◆ PROBLEM TO SOLVE
Copy each line exactly. Leave nothing out.

## Begin

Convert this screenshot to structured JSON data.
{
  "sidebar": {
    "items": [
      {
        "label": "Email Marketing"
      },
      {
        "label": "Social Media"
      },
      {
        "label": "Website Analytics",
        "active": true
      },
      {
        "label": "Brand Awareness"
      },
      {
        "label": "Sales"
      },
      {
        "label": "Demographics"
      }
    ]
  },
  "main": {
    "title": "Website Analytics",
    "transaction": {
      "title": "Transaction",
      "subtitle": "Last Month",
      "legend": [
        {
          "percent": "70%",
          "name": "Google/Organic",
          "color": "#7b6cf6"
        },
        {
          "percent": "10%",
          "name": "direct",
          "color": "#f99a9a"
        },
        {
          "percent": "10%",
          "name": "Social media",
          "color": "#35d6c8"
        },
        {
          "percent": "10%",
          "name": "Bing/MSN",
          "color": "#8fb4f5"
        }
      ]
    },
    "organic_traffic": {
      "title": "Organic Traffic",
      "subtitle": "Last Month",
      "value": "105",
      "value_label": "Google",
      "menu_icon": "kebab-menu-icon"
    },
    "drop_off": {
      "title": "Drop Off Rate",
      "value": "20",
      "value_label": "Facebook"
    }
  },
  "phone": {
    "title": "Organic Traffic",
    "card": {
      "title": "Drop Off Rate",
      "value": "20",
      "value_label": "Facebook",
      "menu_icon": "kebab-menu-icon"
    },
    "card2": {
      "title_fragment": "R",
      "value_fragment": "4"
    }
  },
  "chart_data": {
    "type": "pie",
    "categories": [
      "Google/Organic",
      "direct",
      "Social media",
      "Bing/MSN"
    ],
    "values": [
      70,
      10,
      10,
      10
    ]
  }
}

## End

◆ RESPONSE TO THE TASK
Convert this screenshot to structured JSON data.
{
  "sidebar": {
    "items": [
      {
        "label": "Email Marketing"
      },
      {
        "label": "Social Media"
      },
      {
        "label": "Website Analytics",
        "active": true
      },
      {
        "label": "Brand Awareness"
      },
      {
        "label": "Sales"
      },
      {
        "label": "Demographics"
      }
    ]
  },
  "main": {
    "title": "Website Analytics",
    "transaction": {
      "title": "Transaction",
      "subtitle": "Last Month",
      "legend": [
        {
          "percent": "70%",
          "name": "Google/Organic",
          "color": "#7b6cf6"
        },
        {
          "percent": "10%",
          "name": "direct",
          "color": "#f99a9a"
        },
        {
          "percent": "10%",
          "name": "Social media",
          "color": "#35d6c8"
        },
        {
          "percent": "10%",
          "name": "Bing/MSN",
          "color": "#8fb4f5"
        }
      ]
    },
    "organic_traffic": {
      "title": "Organic Traffic",
      "subtitle": "Last Month",
      "value": "105",
      "value_label": "Google",
      "menu_icon": "kebab-menu-icon"
    },
    "drop_off": {
      "title": "Drop Off Rate",
      "value": "20",
      "value_label": "Facebook"
    }
  },
  "phone": {
    "title": "Organic Traffic",
    "card": {
      "title": "Drop Off Rate",
      "value": "20",
      "value_label": "Facebook",
      "menu_icon": "kebab-menu-icon"
    },
    "card2": {
      "title_fragment": "R",
      "value_fragment": "4"
    }
  },
  "chart_data": {
    "type": "pie",
    "categories": [
      "Google/Organic",
      "direct",
      "Social media",
      "Bing/MSN"
    ],
    "values": [
      70,
      10,
      10,
      10
    ]
  }
}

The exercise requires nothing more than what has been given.